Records
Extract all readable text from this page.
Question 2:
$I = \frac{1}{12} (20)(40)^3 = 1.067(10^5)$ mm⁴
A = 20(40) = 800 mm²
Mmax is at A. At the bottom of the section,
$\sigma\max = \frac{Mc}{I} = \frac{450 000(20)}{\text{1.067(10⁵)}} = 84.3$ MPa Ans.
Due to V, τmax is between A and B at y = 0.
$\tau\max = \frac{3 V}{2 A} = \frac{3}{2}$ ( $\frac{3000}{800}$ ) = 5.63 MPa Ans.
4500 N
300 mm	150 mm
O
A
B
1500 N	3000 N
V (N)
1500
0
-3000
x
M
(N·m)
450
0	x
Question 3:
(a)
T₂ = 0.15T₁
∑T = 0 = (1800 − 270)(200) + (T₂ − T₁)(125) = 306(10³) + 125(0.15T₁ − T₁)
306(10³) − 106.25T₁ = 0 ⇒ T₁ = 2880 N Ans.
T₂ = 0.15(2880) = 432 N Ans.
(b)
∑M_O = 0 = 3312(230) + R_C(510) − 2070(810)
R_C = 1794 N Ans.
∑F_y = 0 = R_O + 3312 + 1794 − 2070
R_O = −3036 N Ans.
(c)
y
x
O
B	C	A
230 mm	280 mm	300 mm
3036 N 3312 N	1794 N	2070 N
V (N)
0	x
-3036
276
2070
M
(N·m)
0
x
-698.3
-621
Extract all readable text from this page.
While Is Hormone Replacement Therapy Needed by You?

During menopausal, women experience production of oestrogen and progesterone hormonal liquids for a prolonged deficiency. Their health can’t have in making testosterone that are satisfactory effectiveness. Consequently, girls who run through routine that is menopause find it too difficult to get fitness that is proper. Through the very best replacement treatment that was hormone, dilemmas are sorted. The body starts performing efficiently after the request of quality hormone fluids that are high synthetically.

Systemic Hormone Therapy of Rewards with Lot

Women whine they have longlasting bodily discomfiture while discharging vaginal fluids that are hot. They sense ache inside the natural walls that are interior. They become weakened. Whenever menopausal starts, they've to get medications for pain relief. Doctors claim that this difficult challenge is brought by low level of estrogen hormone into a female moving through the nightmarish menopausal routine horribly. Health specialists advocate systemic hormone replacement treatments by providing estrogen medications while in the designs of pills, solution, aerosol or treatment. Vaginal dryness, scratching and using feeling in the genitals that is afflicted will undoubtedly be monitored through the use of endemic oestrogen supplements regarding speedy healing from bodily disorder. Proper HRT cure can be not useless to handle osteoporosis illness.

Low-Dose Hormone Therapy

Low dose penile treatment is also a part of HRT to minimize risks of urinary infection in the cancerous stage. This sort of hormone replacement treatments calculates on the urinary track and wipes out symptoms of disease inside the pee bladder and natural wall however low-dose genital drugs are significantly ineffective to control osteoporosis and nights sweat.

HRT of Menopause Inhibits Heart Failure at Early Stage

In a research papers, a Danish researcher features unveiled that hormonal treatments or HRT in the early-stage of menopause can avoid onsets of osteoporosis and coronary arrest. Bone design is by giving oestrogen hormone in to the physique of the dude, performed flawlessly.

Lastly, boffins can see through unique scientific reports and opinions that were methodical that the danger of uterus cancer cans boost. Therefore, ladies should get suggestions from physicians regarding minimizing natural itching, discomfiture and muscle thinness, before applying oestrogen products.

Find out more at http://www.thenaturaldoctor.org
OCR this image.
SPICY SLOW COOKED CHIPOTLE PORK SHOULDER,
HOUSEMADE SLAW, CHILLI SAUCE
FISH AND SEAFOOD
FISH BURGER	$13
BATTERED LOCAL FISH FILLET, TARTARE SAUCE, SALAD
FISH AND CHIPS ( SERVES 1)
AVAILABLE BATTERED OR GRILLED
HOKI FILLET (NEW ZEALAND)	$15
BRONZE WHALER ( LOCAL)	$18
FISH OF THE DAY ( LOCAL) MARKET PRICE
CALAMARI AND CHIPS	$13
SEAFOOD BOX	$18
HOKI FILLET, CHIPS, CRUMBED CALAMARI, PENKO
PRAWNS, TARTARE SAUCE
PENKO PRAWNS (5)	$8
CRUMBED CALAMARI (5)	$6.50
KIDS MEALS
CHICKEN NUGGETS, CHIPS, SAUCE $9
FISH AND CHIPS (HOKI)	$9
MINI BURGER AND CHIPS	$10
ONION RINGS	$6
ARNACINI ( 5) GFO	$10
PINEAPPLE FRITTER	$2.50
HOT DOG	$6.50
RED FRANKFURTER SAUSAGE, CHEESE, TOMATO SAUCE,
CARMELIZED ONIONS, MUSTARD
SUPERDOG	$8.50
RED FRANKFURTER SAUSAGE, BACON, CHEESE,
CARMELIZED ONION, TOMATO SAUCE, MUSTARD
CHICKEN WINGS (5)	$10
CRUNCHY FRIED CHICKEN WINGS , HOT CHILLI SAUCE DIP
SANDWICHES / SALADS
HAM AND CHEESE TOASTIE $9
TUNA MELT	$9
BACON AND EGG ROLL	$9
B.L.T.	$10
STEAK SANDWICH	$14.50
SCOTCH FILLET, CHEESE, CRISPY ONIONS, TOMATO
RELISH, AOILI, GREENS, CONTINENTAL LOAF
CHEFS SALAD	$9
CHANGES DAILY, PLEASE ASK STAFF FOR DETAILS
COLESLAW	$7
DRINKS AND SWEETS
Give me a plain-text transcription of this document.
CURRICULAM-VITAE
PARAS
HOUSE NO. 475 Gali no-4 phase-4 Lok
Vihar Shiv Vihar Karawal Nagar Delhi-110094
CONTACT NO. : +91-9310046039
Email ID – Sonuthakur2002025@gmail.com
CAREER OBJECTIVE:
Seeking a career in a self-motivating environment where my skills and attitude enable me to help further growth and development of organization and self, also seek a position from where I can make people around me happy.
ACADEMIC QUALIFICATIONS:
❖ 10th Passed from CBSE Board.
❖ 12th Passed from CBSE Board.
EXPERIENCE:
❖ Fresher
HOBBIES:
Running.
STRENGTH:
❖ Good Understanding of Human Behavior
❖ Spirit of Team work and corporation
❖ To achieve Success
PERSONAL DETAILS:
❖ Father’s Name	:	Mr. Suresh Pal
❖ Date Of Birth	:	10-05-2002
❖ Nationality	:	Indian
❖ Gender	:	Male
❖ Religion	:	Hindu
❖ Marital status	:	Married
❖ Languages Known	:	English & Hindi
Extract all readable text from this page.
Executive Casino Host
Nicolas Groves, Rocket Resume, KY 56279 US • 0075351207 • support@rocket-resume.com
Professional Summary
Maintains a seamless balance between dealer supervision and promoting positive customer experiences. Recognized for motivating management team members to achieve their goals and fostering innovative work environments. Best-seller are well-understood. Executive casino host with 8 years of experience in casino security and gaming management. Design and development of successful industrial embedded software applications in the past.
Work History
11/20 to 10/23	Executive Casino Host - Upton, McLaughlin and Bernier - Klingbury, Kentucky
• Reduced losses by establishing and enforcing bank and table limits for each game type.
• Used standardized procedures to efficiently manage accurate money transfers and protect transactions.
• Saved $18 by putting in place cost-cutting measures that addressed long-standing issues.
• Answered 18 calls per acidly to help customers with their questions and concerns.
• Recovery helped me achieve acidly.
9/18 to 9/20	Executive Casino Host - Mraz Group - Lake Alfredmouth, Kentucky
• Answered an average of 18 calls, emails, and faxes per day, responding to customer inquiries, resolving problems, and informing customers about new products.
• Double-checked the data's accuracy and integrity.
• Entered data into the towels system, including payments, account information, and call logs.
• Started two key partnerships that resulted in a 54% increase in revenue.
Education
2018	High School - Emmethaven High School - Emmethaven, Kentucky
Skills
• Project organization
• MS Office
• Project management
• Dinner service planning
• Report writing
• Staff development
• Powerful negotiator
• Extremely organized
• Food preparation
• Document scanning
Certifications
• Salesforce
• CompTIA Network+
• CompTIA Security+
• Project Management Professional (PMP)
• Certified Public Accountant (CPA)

Exercise objective
Extract all lines of the records above that include "CRUMBED".

Result for this task
HOKI FILLET, CHIPS, CRUMBED CALAMARI, PENKO
CRUMBED CALAMARI (5)	$6.50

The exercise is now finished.